Given task - Keep only the lines that hold the string "axis", filtering out the rest of the entries below.

Given records -
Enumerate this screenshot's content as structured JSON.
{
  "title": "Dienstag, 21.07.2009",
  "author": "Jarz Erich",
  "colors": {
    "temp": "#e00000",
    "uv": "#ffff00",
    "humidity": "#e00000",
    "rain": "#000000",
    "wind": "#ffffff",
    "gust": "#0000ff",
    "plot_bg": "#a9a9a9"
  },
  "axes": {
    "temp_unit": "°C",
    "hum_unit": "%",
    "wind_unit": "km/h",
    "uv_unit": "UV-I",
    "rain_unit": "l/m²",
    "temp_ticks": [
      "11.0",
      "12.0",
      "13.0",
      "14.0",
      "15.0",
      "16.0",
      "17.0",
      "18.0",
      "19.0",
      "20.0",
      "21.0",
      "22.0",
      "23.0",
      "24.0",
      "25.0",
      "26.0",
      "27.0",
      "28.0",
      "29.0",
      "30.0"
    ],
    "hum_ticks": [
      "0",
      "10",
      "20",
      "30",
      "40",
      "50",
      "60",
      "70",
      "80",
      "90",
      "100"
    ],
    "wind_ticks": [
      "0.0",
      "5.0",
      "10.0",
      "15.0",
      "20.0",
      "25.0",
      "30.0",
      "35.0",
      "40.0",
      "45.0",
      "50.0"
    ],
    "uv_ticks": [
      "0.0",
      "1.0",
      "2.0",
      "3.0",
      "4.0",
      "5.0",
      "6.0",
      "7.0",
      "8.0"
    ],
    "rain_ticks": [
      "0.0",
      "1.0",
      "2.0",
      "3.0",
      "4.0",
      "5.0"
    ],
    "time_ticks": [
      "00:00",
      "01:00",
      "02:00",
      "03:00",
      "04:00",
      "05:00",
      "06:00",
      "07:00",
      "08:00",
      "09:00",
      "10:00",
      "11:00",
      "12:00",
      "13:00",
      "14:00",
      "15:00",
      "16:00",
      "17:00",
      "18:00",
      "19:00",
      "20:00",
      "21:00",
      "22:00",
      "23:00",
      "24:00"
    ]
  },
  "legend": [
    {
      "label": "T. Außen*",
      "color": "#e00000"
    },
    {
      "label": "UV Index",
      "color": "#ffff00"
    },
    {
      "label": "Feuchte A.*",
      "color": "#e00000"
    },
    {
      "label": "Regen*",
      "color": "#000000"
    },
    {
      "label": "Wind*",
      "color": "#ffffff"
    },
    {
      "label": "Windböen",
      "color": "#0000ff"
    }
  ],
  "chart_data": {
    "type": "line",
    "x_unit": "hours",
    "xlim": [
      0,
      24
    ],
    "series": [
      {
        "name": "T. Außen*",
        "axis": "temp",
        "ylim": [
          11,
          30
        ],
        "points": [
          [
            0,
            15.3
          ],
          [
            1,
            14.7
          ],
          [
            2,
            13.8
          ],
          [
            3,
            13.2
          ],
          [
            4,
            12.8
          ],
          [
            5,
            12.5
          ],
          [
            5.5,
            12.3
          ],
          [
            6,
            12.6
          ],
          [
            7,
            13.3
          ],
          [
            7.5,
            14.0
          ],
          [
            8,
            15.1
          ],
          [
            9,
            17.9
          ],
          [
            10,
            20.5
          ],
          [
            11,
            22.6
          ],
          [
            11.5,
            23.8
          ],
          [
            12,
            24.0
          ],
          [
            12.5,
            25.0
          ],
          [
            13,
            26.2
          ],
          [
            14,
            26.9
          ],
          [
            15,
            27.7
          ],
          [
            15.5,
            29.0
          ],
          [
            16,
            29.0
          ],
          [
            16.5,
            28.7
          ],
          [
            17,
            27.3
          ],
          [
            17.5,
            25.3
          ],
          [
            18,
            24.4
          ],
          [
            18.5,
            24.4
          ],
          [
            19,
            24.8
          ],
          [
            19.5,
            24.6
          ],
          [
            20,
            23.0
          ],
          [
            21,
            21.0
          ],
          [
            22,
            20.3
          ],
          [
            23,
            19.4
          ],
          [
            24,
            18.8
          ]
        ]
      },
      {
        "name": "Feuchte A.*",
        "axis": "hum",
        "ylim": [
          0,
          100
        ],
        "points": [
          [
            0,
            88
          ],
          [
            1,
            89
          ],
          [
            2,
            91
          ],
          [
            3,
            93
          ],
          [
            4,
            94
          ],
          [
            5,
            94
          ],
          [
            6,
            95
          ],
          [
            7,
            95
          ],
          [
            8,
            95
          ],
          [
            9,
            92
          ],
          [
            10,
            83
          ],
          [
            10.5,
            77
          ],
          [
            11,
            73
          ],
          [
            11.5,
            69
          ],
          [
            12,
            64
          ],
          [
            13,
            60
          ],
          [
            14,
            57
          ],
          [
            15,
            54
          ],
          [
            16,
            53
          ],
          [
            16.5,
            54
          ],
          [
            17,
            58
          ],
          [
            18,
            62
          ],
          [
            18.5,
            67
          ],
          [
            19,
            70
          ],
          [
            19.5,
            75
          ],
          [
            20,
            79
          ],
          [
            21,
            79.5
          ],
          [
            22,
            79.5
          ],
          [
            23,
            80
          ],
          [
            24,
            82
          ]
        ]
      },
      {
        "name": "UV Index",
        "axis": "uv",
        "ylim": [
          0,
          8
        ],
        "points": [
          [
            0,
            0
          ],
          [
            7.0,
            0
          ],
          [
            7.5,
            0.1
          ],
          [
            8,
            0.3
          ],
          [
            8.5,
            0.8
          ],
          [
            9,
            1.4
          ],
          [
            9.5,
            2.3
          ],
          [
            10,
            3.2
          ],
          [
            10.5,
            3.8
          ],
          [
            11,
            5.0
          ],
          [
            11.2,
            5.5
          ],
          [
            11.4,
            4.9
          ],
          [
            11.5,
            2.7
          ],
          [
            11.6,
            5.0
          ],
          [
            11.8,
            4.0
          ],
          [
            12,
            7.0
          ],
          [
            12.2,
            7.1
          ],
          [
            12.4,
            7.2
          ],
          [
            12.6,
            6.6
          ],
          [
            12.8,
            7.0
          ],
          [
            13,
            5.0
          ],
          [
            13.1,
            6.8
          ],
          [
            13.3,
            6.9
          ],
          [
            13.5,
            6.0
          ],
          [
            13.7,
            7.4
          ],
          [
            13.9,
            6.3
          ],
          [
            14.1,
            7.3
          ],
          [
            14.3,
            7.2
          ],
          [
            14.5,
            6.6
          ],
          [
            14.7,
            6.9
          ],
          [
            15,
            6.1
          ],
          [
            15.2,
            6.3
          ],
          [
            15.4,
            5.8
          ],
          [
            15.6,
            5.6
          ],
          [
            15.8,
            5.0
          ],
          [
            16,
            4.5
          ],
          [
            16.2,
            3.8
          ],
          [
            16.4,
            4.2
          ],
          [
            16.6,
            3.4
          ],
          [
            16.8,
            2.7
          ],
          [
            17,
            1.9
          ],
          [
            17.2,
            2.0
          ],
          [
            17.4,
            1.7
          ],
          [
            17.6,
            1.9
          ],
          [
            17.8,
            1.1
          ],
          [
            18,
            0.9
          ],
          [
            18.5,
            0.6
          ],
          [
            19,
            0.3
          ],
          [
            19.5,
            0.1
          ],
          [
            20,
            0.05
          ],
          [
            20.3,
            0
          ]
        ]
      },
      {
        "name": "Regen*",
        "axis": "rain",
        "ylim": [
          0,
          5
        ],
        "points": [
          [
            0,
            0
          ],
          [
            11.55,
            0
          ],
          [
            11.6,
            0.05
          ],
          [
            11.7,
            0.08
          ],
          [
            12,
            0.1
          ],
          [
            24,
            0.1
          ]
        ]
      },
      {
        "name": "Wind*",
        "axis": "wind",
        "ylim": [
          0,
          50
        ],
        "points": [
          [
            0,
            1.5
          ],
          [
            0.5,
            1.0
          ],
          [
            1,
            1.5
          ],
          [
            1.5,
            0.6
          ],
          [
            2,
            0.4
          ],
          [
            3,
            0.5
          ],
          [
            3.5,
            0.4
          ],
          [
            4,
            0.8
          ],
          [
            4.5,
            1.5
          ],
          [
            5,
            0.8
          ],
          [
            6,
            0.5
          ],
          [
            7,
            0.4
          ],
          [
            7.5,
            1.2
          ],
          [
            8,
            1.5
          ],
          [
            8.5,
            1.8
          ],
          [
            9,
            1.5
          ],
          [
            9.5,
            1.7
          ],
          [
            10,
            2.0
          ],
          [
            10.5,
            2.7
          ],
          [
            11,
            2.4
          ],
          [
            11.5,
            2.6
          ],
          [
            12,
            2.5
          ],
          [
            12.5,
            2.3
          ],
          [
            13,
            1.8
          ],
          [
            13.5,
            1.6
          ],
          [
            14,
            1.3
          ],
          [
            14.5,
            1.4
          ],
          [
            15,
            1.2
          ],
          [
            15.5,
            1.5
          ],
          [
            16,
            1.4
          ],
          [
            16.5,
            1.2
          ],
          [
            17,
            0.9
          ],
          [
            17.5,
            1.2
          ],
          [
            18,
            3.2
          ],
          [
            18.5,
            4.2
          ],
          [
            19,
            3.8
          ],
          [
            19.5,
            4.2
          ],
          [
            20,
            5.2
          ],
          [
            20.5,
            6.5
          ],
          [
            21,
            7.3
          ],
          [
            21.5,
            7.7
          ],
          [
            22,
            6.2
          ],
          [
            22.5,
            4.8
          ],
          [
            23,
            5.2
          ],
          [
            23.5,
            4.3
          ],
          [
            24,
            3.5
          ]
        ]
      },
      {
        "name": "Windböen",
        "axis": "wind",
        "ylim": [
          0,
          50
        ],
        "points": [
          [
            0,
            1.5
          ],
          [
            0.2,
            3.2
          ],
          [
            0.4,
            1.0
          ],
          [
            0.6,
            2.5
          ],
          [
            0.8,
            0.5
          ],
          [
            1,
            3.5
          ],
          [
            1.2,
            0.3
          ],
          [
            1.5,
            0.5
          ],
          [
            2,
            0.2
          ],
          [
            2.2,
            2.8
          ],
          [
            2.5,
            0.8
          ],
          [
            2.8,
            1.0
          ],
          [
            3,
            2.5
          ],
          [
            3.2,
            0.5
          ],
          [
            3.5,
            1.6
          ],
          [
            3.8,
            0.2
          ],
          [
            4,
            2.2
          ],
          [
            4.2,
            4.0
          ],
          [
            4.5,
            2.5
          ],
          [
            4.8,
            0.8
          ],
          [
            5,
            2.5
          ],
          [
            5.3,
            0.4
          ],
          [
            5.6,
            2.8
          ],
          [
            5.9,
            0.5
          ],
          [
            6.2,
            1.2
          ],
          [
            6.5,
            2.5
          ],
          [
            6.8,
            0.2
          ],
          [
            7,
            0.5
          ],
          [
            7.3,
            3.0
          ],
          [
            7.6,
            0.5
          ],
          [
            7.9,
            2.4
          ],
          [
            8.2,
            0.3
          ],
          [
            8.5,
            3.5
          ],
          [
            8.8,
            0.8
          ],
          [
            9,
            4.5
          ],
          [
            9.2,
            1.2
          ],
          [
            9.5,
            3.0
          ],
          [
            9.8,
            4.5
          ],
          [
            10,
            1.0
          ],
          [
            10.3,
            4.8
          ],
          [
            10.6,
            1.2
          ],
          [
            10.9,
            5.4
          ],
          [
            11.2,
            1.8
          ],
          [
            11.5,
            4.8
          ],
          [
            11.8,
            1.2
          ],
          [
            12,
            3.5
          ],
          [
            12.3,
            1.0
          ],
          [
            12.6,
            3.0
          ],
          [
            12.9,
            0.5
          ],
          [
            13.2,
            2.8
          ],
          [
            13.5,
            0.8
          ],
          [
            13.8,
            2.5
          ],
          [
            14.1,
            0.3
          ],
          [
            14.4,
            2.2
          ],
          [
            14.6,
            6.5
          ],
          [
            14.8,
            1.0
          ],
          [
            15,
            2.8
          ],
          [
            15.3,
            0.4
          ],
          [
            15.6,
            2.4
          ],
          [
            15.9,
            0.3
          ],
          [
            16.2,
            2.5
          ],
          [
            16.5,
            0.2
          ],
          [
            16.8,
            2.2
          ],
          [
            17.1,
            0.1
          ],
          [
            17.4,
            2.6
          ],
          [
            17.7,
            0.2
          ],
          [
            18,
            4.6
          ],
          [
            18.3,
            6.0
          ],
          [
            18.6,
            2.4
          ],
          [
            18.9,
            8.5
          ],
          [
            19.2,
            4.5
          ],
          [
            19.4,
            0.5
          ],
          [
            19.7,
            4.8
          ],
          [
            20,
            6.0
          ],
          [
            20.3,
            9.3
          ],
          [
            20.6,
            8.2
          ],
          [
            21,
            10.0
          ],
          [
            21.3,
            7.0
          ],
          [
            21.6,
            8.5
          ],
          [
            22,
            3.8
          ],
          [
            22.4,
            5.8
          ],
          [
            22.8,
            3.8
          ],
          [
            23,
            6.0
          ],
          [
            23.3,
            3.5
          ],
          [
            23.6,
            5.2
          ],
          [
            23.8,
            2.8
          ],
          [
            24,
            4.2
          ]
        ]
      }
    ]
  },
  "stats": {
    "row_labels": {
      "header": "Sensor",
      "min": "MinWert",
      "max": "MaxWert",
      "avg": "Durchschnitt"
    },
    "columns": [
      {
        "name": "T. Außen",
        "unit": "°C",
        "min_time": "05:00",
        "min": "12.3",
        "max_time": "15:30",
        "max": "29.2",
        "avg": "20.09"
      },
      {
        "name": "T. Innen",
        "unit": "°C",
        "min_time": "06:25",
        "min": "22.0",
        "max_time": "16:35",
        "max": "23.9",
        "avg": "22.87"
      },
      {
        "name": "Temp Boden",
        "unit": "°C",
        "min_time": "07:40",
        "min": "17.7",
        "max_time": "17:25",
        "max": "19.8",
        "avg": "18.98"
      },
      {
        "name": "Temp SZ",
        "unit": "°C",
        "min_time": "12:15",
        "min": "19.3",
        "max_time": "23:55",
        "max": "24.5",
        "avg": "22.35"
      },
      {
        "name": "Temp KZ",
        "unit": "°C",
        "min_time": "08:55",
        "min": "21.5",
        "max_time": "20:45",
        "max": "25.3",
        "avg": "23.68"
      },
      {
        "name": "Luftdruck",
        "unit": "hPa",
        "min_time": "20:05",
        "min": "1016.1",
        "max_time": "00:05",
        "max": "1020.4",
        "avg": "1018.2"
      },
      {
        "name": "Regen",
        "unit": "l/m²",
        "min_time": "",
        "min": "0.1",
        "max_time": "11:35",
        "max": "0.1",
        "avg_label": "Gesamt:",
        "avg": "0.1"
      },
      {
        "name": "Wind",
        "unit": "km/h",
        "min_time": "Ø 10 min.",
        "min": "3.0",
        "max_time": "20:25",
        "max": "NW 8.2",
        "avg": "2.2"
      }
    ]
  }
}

Full output -
        "axis": "temp",
        "axis": "hum",
        "axis": "uv",
        "axis": "rain",
        "axis": "wind",
        "axis": "wind",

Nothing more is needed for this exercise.